Dataset excerpt
┄┄┄┄┄┄┄┄┄┄┄┄┄┄┄┄┄┄┄┄

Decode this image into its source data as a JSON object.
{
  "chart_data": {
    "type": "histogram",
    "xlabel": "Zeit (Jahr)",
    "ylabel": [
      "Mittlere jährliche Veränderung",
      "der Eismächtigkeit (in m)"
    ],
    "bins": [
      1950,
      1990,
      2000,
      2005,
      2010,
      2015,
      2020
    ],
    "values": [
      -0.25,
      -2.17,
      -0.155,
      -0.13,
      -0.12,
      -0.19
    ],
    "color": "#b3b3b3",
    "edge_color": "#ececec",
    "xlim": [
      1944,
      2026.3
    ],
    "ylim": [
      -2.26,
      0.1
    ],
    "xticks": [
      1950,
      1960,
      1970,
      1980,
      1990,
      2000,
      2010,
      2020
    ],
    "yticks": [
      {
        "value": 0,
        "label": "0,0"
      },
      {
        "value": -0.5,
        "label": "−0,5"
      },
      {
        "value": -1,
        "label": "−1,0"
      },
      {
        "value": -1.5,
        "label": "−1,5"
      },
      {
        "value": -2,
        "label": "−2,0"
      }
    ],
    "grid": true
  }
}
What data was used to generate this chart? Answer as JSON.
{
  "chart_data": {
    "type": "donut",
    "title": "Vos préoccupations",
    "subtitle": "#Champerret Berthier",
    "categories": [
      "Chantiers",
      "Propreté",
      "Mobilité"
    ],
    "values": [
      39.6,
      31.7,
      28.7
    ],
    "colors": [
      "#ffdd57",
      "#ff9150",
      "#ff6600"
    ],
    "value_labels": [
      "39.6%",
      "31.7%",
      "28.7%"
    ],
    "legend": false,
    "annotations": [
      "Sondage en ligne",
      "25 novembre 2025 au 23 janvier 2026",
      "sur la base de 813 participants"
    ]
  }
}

┄┄┄┄┄┄┄┄┄┄┄┄┄┄┄┄┄┄┄┄

:: Direction ::
Repeat the entries above exactly, leaving nothing out.

:: Reply to the task ::
Decode this image into its source data as a JSON object.
{
  "chart_data": {
    "type": "histogram",
    "xlabel": "Zeit (Jahr)",
    "ylabel": [
      "Mittlere jährliche Veränderung",
      "der Eismächtigkeit (in m)"
    ],
    "bins": [
      1950,
      1990,
      2000,
      2005,
      2010,
      2015,
      2020
    ],
    "values": [
      -0.25,
      -2.17,
      -0.155,
      -0.13,
      -0.12,
      -0.19
    ],
    "color": "#b3b3b3",
    "edge_color": "#ececec",
    "xlim": [
      1944,
      2026.3
    ],
    "ylim": [
      -2.26,
      0.1
    ],
    "xticks": [
      1950,
      1960,
      1970,
      1980,
      1990,
      2000,
      2010,
      2020
    ],
    "yticks": [
      {
        "value": 0,
        "label": "0,0"
      },
      {
        "value": -0.5,
        "label": "−0,5"
      },
      {
        "value": -1,
        "label": "−1,0"
      },
      {
        "value": -1.5,
        "label": "−1,5"
      },
      {
        "value": -2,
        "label": "−2,0"
      }
    ],
    "grid": true
  }
}
What data was used to generate this chart? Answer as JSON.
{
  "chart_data": {
    "type": "donut",
    "title": "Vos préoccupations",
    "subtitle": "#Champerret Berthier",
    "categories": [
      "Chantiers",
      "Propreté",
      "Mobilité"
    ],
    "values": [
      39.6,
      31.7,
      28.7
    ],
    "colors": [
      "#ffdd57",
      "#ff9150",
      "#ff6600"
    ],
    "value_labels": [
      "39.6%",
      "31.7%",
      "28.7%"
    ],
    "legend": false,
    "annotations": [
      "Sondage en ligne",
      "25 novembre 2025 au 23 janvier 2026",
      "sur la base de 813 participants"
    ]
  }
}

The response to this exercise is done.